### SHORT PROBLEM:
From the records, pick out and copy each line containing "body".

### DATASET ROWS:
◇ ◇ ◇ ◇
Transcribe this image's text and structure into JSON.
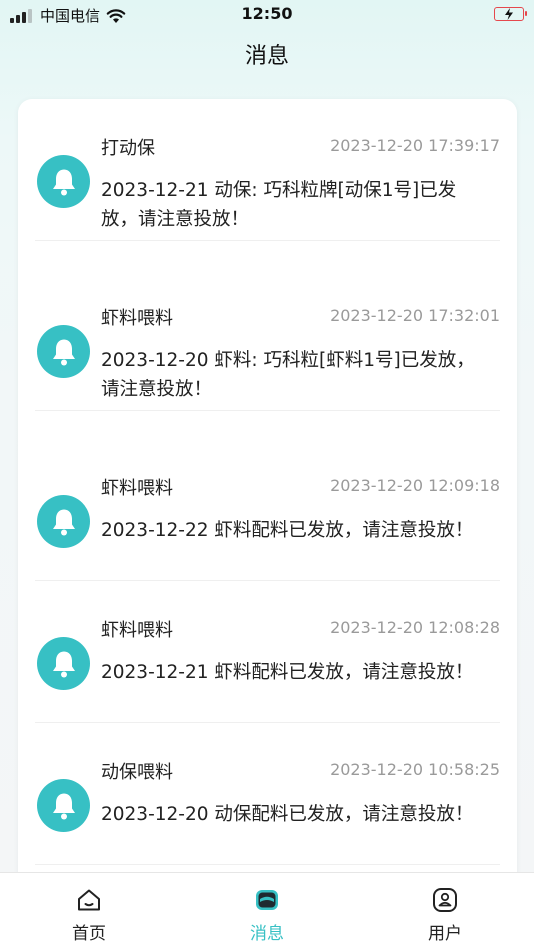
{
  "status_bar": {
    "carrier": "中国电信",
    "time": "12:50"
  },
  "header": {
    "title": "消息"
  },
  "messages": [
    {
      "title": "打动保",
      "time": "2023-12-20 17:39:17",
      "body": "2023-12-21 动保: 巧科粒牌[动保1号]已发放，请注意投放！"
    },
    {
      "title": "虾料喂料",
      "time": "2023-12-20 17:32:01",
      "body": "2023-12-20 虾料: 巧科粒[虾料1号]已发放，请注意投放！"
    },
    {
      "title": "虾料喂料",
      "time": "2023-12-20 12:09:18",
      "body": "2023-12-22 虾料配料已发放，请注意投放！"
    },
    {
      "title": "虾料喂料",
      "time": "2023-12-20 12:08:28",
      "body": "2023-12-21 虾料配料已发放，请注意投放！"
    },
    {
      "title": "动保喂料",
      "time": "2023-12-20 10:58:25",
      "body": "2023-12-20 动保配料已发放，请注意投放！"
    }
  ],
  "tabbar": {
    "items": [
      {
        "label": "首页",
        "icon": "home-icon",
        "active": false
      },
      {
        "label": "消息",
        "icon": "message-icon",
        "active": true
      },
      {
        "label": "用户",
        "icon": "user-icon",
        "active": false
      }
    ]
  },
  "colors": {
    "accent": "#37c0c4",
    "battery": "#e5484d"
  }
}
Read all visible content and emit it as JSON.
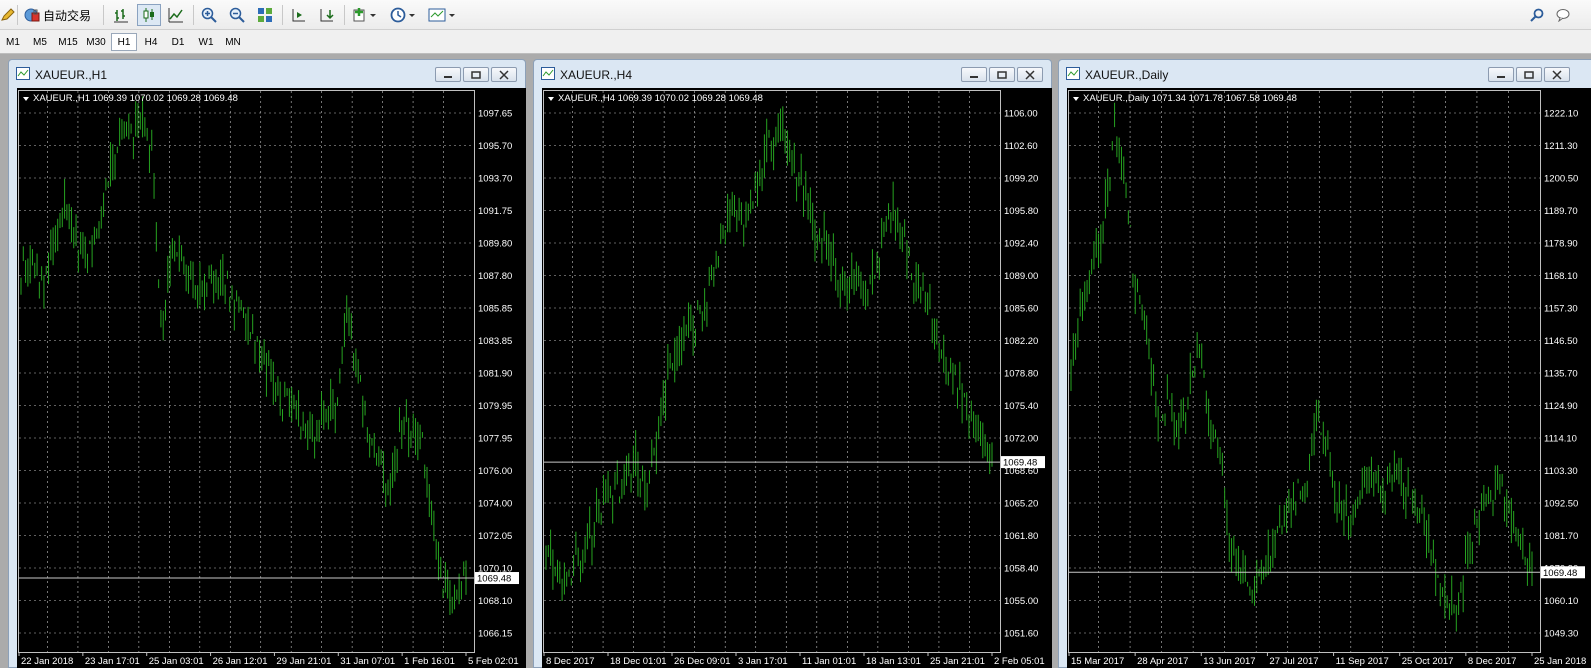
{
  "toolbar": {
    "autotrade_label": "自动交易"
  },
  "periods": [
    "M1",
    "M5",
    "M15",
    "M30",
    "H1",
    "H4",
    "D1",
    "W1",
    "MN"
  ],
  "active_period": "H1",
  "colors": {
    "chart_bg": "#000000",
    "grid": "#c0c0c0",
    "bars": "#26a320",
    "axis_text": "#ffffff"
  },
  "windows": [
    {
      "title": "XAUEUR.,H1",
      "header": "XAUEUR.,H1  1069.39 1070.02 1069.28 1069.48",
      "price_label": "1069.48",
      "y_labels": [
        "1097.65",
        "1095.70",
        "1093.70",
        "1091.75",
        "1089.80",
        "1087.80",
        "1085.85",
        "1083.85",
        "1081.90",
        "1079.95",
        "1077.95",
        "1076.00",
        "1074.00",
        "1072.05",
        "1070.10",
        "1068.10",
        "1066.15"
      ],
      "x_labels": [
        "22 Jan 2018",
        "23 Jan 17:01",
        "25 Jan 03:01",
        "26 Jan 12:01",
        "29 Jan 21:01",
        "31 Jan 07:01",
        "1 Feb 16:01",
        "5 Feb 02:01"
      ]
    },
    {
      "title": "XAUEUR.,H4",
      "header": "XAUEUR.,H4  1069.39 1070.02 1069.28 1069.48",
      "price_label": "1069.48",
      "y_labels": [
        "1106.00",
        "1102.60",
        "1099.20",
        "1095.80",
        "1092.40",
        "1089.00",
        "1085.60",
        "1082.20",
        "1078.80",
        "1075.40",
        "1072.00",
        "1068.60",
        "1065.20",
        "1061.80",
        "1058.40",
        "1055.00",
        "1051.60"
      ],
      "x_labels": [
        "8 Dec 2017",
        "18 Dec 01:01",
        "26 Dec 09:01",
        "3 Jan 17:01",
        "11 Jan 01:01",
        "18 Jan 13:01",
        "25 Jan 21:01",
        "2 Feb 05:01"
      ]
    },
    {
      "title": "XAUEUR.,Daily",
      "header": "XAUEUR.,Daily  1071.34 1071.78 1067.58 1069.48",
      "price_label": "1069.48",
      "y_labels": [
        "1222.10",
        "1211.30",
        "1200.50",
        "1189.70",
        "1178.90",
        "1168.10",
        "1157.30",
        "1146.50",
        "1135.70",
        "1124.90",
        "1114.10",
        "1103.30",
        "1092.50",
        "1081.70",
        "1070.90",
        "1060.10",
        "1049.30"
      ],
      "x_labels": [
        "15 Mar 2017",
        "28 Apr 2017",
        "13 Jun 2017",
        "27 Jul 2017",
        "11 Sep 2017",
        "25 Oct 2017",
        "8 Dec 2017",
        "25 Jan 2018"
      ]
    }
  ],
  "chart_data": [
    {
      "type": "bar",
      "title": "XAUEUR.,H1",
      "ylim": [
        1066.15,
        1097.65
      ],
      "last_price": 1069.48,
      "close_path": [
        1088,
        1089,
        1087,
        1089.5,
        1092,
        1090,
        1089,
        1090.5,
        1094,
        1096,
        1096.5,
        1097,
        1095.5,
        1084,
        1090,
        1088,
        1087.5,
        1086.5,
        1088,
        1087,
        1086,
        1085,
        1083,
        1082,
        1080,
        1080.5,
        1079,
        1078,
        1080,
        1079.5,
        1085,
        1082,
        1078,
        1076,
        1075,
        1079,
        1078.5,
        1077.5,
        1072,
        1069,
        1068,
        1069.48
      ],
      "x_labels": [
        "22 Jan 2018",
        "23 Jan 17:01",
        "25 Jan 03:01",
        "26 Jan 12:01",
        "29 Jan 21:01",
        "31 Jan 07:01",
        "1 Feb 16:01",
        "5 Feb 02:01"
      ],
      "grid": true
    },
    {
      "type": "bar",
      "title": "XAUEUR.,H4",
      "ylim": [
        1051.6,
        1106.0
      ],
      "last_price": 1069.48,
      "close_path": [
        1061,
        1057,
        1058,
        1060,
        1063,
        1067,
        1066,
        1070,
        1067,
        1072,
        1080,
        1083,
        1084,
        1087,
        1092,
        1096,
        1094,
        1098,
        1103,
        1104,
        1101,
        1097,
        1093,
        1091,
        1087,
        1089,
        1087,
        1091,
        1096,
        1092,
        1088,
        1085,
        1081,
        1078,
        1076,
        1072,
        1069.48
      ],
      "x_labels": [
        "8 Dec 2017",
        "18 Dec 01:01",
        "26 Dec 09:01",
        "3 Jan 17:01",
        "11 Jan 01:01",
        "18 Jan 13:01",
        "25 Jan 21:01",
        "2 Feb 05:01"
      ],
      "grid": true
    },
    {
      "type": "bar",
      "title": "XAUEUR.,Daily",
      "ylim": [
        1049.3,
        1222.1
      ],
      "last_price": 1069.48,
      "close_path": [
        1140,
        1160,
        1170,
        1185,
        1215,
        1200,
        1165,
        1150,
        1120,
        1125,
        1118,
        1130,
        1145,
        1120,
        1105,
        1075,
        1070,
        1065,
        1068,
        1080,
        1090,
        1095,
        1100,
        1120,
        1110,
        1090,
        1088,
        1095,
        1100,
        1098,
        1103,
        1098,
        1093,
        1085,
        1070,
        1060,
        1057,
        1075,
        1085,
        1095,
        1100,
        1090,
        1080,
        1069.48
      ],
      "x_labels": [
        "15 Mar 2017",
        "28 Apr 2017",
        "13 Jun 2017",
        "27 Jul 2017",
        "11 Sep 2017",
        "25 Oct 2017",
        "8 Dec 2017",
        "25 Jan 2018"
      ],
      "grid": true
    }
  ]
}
◇ ◇ ◇ ◇
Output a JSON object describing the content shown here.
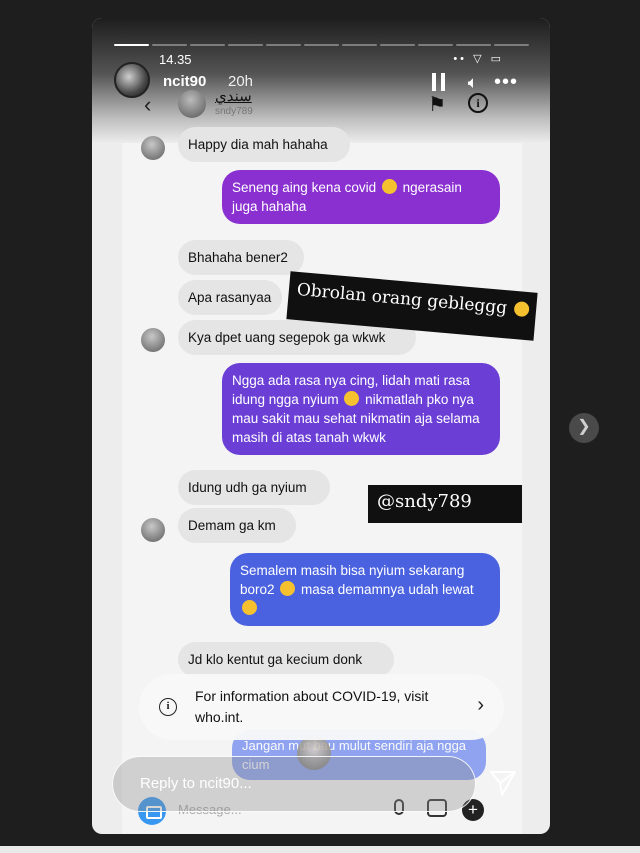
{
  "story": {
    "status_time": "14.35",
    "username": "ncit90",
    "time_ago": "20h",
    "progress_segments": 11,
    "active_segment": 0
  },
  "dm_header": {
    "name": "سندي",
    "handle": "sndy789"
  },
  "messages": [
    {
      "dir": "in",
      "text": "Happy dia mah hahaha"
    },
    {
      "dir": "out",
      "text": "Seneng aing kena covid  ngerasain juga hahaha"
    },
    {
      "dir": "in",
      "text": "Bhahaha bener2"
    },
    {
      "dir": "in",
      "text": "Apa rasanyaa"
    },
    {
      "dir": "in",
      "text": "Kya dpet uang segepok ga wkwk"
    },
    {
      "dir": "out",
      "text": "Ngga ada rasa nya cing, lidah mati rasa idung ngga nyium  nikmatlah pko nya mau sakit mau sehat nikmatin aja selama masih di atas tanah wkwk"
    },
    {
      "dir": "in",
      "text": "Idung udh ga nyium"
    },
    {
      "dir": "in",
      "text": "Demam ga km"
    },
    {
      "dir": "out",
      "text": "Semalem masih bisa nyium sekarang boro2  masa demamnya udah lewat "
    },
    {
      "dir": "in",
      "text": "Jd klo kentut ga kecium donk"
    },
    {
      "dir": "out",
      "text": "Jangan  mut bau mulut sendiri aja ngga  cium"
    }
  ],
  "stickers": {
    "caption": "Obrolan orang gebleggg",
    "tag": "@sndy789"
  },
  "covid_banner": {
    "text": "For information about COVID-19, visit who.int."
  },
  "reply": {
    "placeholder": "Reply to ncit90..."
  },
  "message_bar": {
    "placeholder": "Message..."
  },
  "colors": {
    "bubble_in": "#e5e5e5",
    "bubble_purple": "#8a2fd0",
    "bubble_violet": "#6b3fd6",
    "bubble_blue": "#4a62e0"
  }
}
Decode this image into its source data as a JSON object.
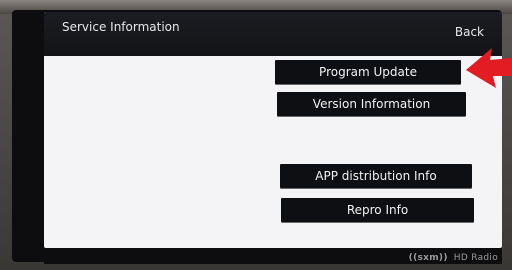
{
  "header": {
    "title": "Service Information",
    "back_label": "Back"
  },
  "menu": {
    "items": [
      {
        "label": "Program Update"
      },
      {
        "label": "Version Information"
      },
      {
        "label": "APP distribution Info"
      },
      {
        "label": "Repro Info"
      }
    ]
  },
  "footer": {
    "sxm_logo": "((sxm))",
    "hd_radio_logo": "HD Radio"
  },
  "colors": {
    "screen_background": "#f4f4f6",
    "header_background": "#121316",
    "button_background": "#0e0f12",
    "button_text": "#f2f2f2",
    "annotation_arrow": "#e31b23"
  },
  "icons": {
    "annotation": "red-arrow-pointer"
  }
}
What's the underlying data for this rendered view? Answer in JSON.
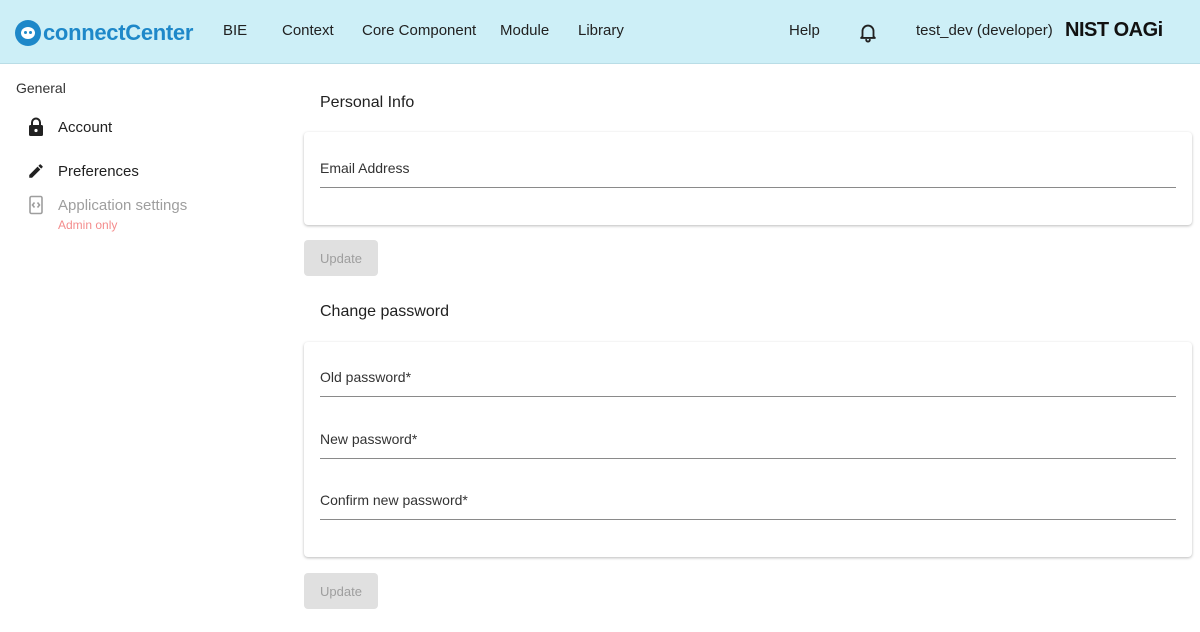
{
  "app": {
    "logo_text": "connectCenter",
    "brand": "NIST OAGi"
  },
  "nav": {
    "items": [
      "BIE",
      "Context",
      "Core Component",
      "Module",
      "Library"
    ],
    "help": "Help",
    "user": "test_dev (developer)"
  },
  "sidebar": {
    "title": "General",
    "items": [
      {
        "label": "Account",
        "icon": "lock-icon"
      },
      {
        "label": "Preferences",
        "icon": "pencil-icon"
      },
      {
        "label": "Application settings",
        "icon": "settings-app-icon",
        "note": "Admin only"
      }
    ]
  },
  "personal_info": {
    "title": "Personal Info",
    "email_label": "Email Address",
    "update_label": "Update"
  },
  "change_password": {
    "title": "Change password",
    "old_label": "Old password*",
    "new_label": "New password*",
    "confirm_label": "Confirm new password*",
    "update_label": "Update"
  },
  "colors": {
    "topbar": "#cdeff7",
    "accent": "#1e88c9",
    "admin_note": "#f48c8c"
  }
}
◇ ◇ ◇ ◇
### FINAL RESULT:
      "body": "2023-12-21 动保: 巧科粒牌[动保1号]已发放，请注意投放！"
      "body": "2023-12-20 虾料: 巧科粒[虾料1号]已发放，请注意投放！"
      "body": "2023-12-22 虾料配料已发放，请注意投放！"
      "body": "2023-12-21 虾料配料已发放，请注意投放！"
      "body": "2023-12-20 动保配料已发放，请注意投放！"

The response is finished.